Stored dataset items:
-- START --

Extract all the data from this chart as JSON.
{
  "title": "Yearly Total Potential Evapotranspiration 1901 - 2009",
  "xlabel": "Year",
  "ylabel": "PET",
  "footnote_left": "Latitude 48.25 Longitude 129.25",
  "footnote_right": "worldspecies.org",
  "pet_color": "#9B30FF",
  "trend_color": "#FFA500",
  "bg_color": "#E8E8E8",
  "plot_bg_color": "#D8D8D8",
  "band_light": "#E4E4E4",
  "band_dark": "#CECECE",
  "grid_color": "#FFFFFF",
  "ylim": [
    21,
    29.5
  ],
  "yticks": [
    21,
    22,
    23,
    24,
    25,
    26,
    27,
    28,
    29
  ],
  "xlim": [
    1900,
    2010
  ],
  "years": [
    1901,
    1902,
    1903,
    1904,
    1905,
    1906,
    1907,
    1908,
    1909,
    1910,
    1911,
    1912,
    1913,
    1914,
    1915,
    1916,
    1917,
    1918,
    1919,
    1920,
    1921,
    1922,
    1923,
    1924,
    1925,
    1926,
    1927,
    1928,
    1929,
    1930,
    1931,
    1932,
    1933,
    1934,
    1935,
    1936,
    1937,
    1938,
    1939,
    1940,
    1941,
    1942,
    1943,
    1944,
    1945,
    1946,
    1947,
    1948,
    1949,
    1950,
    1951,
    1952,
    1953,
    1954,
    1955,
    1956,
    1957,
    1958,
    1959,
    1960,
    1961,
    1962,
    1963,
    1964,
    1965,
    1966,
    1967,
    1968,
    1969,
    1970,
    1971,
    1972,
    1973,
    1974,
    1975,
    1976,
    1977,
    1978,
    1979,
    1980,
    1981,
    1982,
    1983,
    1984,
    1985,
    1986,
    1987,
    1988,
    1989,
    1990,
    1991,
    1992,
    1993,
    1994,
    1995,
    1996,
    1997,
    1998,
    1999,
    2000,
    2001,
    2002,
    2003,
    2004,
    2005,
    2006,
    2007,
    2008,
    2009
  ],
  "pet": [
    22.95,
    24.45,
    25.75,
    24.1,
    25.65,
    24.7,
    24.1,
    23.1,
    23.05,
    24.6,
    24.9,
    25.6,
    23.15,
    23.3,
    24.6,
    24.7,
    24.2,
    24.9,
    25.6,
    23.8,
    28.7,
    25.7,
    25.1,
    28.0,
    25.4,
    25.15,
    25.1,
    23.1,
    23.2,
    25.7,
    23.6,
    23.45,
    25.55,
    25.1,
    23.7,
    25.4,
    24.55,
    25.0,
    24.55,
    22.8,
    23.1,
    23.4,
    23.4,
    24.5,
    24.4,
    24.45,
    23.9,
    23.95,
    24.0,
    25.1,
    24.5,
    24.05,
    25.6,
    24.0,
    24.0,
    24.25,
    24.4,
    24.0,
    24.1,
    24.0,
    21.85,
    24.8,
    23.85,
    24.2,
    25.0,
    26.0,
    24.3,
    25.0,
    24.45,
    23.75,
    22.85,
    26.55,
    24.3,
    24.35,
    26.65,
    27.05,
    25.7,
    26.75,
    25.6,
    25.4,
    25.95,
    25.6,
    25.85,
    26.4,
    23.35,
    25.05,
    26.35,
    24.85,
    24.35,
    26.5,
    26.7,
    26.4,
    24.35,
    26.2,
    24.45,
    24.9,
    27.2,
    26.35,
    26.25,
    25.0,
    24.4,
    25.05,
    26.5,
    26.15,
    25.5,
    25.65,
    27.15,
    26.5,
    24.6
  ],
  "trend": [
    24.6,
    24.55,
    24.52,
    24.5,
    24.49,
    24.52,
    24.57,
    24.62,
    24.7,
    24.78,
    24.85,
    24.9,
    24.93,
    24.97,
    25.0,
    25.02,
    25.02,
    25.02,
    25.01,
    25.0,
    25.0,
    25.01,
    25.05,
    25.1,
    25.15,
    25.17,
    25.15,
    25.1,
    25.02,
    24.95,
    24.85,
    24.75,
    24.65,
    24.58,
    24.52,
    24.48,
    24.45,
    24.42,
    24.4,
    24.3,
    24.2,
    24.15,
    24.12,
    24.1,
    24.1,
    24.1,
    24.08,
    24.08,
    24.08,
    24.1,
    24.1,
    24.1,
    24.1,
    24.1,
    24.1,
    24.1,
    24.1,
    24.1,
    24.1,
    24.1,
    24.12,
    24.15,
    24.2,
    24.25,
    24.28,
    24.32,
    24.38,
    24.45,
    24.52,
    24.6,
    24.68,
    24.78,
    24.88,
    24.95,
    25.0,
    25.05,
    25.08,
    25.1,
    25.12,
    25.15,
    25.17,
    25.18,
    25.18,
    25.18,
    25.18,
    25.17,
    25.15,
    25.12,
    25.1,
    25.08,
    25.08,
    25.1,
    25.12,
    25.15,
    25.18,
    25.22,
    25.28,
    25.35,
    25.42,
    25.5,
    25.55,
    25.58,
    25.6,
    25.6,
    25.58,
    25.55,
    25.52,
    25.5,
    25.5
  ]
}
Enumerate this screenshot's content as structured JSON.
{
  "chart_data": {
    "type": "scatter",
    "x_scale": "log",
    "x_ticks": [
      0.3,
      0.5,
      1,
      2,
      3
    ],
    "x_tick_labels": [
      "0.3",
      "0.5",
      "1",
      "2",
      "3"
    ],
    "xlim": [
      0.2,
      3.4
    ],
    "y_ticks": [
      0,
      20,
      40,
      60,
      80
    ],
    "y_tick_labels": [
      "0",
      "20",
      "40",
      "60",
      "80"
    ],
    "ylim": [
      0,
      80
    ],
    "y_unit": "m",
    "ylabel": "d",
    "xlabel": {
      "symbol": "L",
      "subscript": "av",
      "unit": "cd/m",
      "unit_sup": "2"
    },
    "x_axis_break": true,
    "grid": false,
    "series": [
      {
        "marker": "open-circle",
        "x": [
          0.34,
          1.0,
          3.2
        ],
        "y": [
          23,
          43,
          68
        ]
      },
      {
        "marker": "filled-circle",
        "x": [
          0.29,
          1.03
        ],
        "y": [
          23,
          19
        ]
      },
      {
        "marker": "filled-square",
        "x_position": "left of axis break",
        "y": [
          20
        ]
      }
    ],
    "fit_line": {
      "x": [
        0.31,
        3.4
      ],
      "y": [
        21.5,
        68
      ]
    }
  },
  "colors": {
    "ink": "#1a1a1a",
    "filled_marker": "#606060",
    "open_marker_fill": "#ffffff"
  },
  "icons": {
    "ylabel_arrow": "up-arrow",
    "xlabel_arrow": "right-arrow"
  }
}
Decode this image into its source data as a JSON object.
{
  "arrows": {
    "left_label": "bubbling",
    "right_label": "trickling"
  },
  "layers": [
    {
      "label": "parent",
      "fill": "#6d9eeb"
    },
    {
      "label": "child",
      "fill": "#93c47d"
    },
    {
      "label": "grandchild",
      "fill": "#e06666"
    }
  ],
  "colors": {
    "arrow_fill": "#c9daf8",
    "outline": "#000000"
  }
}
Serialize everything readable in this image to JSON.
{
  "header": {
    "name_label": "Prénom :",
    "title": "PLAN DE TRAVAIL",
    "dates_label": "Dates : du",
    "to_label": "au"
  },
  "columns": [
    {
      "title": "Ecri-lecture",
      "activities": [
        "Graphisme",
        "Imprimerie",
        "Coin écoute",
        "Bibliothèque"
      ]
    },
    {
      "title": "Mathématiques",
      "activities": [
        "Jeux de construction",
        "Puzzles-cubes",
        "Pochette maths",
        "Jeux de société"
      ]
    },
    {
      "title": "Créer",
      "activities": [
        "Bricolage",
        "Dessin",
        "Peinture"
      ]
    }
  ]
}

-- END --

**Exercise:** State the number of lines holding the word "Jeux" in the listing. Add nothing else.

**Task answer:** 2